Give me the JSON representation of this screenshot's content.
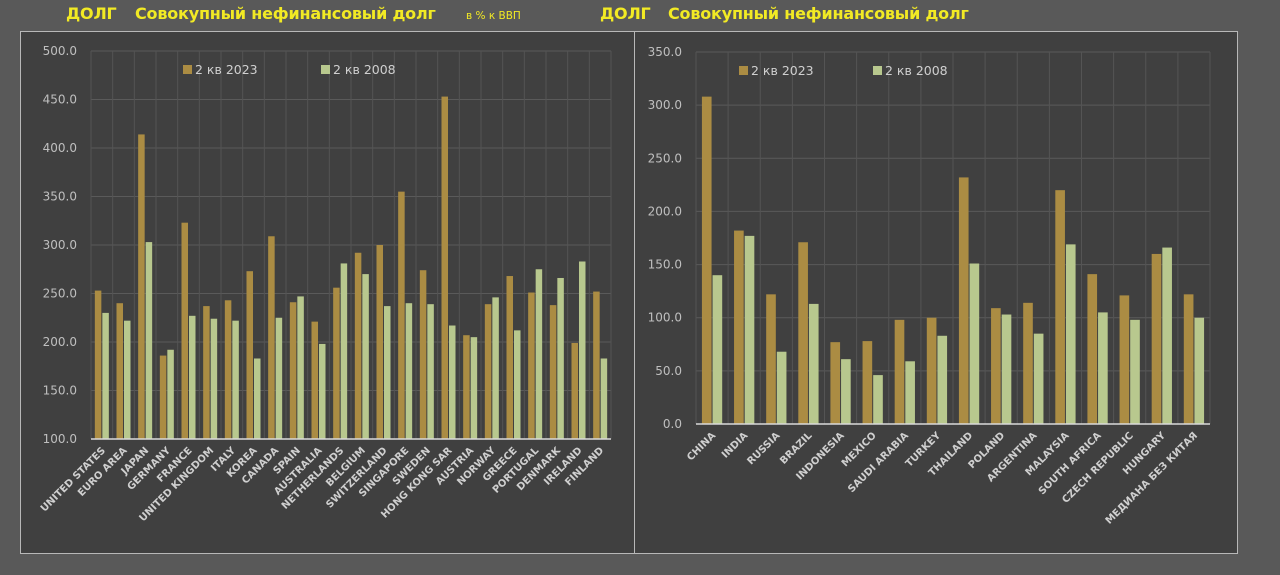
{
  "header_left": {
    "tag": "ДОЛГ",
    "title": "Совокупный нефинансовый долг",
    "unit": "в % к ВВП"
  },
  "header_right": {
    "tag": "ДОЛГ",
    "title": "Совокупный нефинансовый долг"
  },
  "colors": {
    "series_2023": "#ab8c43",
    "series_2008": "#b8c88e",
    "title": "#f2ea24",
    "panel": "#404040",
    "background": "#595959"
  },
  "chart_data": [
    {
      "type": "bar",
      "title": "Совокупный нефинансовый долг",
      "xlabel": "",
      "ylabel": "",
      "ylim": [
        100,
        500
      ],
      "yticks": [
        "500.0",
        "450.0",
        "400.0",
        "350.0",
        "300.0",
        "250.0",
        "200.0",
        "150.0",
        "100.0"
      ],
      "yticks_values": [
        500,
        450,
        400,
        350,
        300,
        250,
        200,
        150,
        100
      ],
      "grid": true,
      "legend": "top-center",
      "categories": [
        "UNITED STATES",
        "EURO AREA",
        "JAPAN",
        "GERMANY",
        "FRANCE",
        "UNITED KINGDOM",
        "ITALY",
        "KOREA",
        "CANADA",
        "SPAIN",
        "AUSTRALIA",
        "NETHERLANDS",
        "BELGIUM",
        "SWITZERLAND",
        "SINGAPORE",
        "SWEDEN",
        "HONG KONG SAR",
        "AUSTRIA",
        "NORWAY",
        "GREECE",
        "PORTUGAL",
        "DENMARK",
        "IRELAND",
        "FINLAND"
      ],
      "series": [
        {
          "name": "2 кв 2023",
          "values": [
            253,
            240,
            414,
            186,
            323,
            237,
            243,
            273,
            309,
            241,
            221,
            256,
            292,
            300,
            355,
            274,
            453,
            207,
            239,
            268,
            251,
            238,
            199,
            252
          ]
        },
        {
          "name": "2 кв 2008",
          "values": [
            230,
            222,
            303,
            192,
            227,
            224,
            222,
            183,
            225,
            247,
            198,
            281,
            270,
            237,
            240,
            239,
            217,
            205,
            246,
            212,
            275,
            266,
            283,
            183
          ]
        }
      ]
    },
    {
      "type": "bar",
      "title": "Совокупный нефинансовый долг",
      "xlabel": "",
      "ylabel": "",
      "ylim": [
        0,
        350
      ],
      "yticks": [
        "350.0",
        "300.0",
        "250.0",
        "200.0",
        "150.0",
        "100.0",
        "50.0",
        "0.0"
      ],
      "yticks_values": [
        350,
        300,
        250,
        200,
        150,
        100,
        50,
        0
      ],
      "grid": true,
      "legend": "top-center",
      "categories": [
        "CHINA",
        "INDIA",
        "RUSSIA",
        "BRAZIL",
        "INDONESIA",
        "MEXICO",
        "SAUDI ARABIA",
        "TURKEY",
        "THAILAND",
        "POLAND",
        "ARGENTINA",
        "MALAYSIA",
        "SOUTH AFRICA",
        "CZECH REPUBLIC",
        "HUNGARY",
        "МЕДИАНА БЕЗ КИТАЯ"
      ],
      "series": [
        {
          "name": "2 кв 2023",
          "values": [
            308,
            182,
            122,
            171,
            77,
            78,
            98,
            100,
            232,
            109,
            114,
            220,
            141,
            121,
            160,
            122
          ]
        },
        {
          "name": "2 кв 2008",
          "values": [
            140,
            177,
            68,
            113,
            61,
            46,
            59,
            83,
            151,
            103,
            85,
            169,
            105,
            98,
            166,
            100
          ]
        }
      ]
    }
  ]
}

§ **INSTRUCTIONS TO FOLLOW**: Reproduce every entry word for word, but skip any pictures.

§ **FULL OUTPUT**:
Give me the JSON representation of this screenshot's content.
{
  "header_left": {
    "tag": "ДОЛГ",
    "title": "Совокупный нефинансовый долг",
    "unit": "в % к ВВП"
  },
  "header_right": {
    "tag": "ДОЛГ",
    "title": "Совокупный нефинансовый долг"
  },
  "colors": {
    "series_2023": "#ab8c43",
    "series_2008": "#b8c88e",
    "title": "#f2ea24",
    "panel": "#404040",
    "background": "#595959"
  },
  "chart_data": [
    {
      "type": "bar",
      "title": "Совокупный нефинансовый долг",
      "xlabel": "",
      "ylabel": "",
      "ylim": [
        100,
        500
      ],
      "yticks": [
        "500.0",
        "450.0",
        "400.0",
        "350.0",
        "300.0",
        "250.0",
        "200.0",
        "150.0",
        "100.0"
      ],
      "yticks_values": [
        500,
        450,
        400,
        350,
        300,
        250,
        200,
        150,
        100
      ],
      "grid": true,
      "legend": "top-center",
      "categories": [
        "UNITED STATES",
        "EURO AREA",
        "JAPAN",
        "GERMANY",
        "FRANCE",
        "UNITED KINGDOM",
        "ITALY",
        "KOREA",
        "CANADA",
        "SPAIN",
        "AUSTRALIA",
        "NETHERLANDS",
        "BELGIUM",
        "SWITZERLAND",
        "SINGAPORE",
        "SWEDEN",
        "HONG KONG SAR",
        "AUSTRIA",
        "NORWAY",
        "GREECE",
        "PORTUGAL",
        "DENMARK",
        "IRELAND",
        "FINLAND"
      ],
      "series": [
        {
          "name": "2 кв 2023",
          "values": [
            253,
            240,
            414,
            186,
            323,
            237,
            243,
            273,
            309,
            241,
            221,
            256,
            292,
            300,
            355,
            274,
            453,
            207,
            239,
            268,
            251,
            238,
            199,
            252
          ]
        },
        {
          "name": "2 кв 2008",
          "values": [
            230,
            222,
            303,
            192,
            227,
            224,
            222,
            183,
            225,
            247,
            198,
            281,
            270,
            237,
            240,
            239,
            217,
            205,
            246,
            212,
            275,
            266,
            283,
            183
          ]
        }
      ]
    },
    {
      "type": "bar",
      "title": "Совокупный нефинансовый долг",
      "xlabel": "",
      "ylabel": "",
      "ylim": [
        0,
        350
      ],
      "yticks": [
        "350.0",
        "300.0",
        "250.0",
        "200.0",
        "150.0",
        "100.0",
        "50.0",
        "0.0"
      ],
      "yticks_values": [
        350,
        300,
        250,
        200,
        150,
        100,
        50,
        0
      ],
      "grid": true,
      "legend": "top-center",
      "categories": [
        "CHINA",
        "INDIA",
        "RUSSIA",
        "BRAZIL",
        "INDONESIA",
        "MEXICO",
        "SAUDI ARABIA",
        "TURKEY",
        "THAILAND",
        "POLAND",
        "ARGENTINA",
        "MALAYSIA",
        "SOUTH AFRICA",
        "CZECH REPUBLIC",
        "HUNGARY",
        "МЕДИАНА БЕЗ КИТАЯ"
      ],
      "series": [
        {
          "name": "2 кв 2023",
          "values": [
            308,
            182,
            122,
            171,
            77,
            78,
            98,
            100,
            232,
            109,
            114,
            220,
            141,
            121,
            160,
            122
          ]
        },
        {
          "name": "2 кв 2008",
          "values": [
            140,
            177,
            68,
            113,
            61,
            46,
            59,
            83,
            151,
            103,
            85,
            169,
            105,
            98,
            166,
            100
          ]
        }
      ]
    }
  ]
}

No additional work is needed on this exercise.